* _Goal_: Copy each line exactly.

Rows from a dataset:
———
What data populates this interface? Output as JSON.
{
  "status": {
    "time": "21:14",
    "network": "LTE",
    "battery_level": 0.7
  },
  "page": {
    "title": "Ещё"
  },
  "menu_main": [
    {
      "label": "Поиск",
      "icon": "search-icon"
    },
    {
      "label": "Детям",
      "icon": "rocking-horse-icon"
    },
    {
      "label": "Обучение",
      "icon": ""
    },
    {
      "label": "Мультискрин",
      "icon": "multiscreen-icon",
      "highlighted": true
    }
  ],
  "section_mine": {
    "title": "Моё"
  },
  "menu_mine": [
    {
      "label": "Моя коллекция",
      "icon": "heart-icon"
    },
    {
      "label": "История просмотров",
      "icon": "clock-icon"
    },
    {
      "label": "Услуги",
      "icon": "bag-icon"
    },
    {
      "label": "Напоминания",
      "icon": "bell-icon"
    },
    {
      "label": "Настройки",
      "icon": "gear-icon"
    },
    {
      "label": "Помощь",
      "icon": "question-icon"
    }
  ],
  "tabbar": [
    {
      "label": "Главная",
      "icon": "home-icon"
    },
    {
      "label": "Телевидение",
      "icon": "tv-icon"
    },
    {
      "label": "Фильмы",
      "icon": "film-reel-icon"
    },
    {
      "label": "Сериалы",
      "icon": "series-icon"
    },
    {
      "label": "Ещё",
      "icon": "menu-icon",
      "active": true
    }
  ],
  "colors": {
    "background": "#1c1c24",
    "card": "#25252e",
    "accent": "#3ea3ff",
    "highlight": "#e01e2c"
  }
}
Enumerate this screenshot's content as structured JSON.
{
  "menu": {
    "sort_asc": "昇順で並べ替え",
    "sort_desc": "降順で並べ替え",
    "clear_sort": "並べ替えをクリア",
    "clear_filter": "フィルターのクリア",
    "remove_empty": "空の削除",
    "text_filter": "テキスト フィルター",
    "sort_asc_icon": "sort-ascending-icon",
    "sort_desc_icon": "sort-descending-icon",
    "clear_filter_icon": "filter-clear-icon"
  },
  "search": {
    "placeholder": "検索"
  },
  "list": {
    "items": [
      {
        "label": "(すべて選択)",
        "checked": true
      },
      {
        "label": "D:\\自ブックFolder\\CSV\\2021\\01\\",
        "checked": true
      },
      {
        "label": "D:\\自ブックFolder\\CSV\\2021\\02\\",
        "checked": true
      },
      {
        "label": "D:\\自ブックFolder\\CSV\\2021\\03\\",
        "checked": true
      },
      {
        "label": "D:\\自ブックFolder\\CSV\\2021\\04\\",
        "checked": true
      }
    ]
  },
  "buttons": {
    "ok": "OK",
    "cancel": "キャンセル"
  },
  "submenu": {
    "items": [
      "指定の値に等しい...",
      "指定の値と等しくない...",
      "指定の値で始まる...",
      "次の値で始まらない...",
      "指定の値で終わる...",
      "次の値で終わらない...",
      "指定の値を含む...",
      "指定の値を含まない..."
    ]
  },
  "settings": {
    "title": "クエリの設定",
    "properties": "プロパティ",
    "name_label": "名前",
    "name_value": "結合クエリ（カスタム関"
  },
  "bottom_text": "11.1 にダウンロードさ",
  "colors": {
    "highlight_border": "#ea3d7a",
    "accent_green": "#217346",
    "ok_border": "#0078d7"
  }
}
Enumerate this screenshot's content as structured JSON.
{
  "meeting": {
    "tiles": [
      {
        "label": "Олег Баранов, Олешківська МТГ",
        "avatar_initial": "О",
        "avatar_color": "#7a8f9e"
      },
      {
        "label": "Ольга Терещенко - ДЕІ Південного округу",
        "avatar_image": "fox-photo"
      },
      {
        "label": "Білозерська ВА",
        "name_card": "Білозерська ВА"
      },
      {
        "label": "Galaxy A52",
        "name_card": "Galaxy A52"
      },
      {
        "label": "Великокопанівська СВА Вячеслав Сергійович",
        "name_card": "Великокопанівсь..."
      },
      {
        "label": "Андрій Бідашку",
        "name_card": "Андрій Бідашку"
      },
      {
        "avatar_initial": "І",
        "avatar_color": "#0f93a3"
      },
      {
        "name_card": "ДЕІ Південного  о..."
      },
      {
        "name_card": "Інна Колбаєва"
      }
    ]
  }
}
———
* _Complete answer_:
What data populates this interface? Output as JSON.
{
  "status": {
    "time": "21:14",
    "network": "LTE",
    "battery_level": 0.7
  },
  "page": {
    "title": "Ещё"
  },
  "menu_main": [
    {
      "label": "Поиск",
      "icon": "search-icon"
    },
    {
      "label": "Детям",
      "icon": "rocking-horse-icon"
    },
    {
      "label": "Обучение",
      "icon": ""
    },
    {
      "label": "Мультискрин",
      "icon": "multiscreen-icon",
      "highlighted": true
    }
  ],
  "section_mine": {
    "title": "Моё"
  },
  "menu_mine": [
    {
      "label": "Моя коллекция",
      "icon": "heart-icon"
    },
    {
      "label": "История просмотров",
      "icon": "clock-icon"
    },
    {
      "label": "Услуги",
      "icon": "bag-icon"
    },
    {
      "label": "Напоминания",
      "icon": "bell-icon"
    },
    {
      "label": "Настройки",
      "icon": "gear-icon"
    },
    {
      "label": "Помощь",
      "icon": "question-icon"
    }
  ],
  "tabbar": [
    {
      "label": "Главная",
      "icon": "home-icon"
    },
    {
      "label": "Телевидение",
      "icon": "tv-icon"
    },
    {
      "label": "Фильмы",
      "icon": "film-reel-icon"
    },
    {
      "label": "Сериалы",
      "icon": "series-icon"
    },
    {
      "label": "Ещё",
      "icon": "menu-icon",
      "active": true
    }
  ],
  "colors": {
    "background": "#1c1c24",
    "card": "#25252e",
    "accent": "#3ea3ff",
    "highlight": "#e01e2c"
  }
}
Enumerate this screenshot's content as structured JSON.
{
  "menu": {
    "sort_asc": "昇順で並べ替え",
    "sort_desc": "降順で並べ替え",
    "clear_sort": "並べ替えをクリア",
    "clear_filter": "フィルターのクリア",
    "remove_empty": "空の削除",
    "text_filter": "テキスト フィルター",
    "sort_asc_icon": "sort-ascending-icon",
    "sort_desc_icon": "sort-descending-icon",
    "clear_filter_icon": "filter-clear-icon"
  },
  "search": {
    "placeholder": "検索"
  },
  "list": {
    "items": [
      {
        "label": "(すべて選択)",
        "checked": true
      },
      {
        "label": "D:\\自ブックFolder\\CSV\\2021\\01\\",
        "checked": true
      },
      {
        "label": "D:\\自ブックFolder\\CSV\\2021\\02\\",
        "checked": true
      },
      {
        "label": "D:\\自ブックFolder\\CSV\\2021\\03\\",
        "checked": true
      },
      {
        "label": "D:\\自ブックFolder\\CSV\\2021\\04\\",
        "checked": true
      }
    ]
  },
  "buttons": {
    "ok": "OK",
    "cancel": "キャンセル"
  },
  "submenu": {
    "items": [
      "指定の値に等しい...",
      "指定の値と等しくない...",
      "指定の値で始まる...",
      "次の値で始まらない...",
      "指定の値で終わる...",
      "次の値で終わらない...",
      "指定の値を含む...",
      "指定の値を含まない..."
    ]
  },
  "settings": {
    "title": "クエリの設定",
    "properties": "プロパティ",
    "name_label": "名前",
    "name_value": "結合クエリ（カスタム関"
  },
  "bottom_text": "11.1 にダウンロードさ",
  "colors": {
    "highlight_border": "#ea3d7a",
    "accent_green": "#217346",
    "ok_border": "#0078d7"
  }
}
Enumerate this screenshot's content as structured JSON.
{
  "meeting": {
    "tiles": [
      {
        "label": "Олег Баранов, Олешківська МТГ",
        "avatar_initial": "О",
        "avatar_color": "#7a8f9e"
      },
      {
        "label": "Ольга Терещенко - ДЕІ Південного округу",
        "avatar_image": "fox-photo"
      },
      {
        "label": "Білозерська ВА",
        "name_card": "Білозерська ВА"
      },
      {
        "label": "Galaxy A52",
        "name_card": "Galaxy A52"
      },
      {
        "label": "Великокопанівська СВА Вячеслав Сергійович",
        "name_card": "Великокопанівсь..."
      },
      {
        "label": "Андрій Бідашку",
        "name_card": "Андрій Бідашку"
      },
      {
        "avatar_initial": "І",
        "avatar_color": "#0f93a3"
      },
      {
        "name_card": "ДЕІ Південного  о..."
      },
      {
        "name_card": "Інна Колбаєва"
      }
    ]
  }
}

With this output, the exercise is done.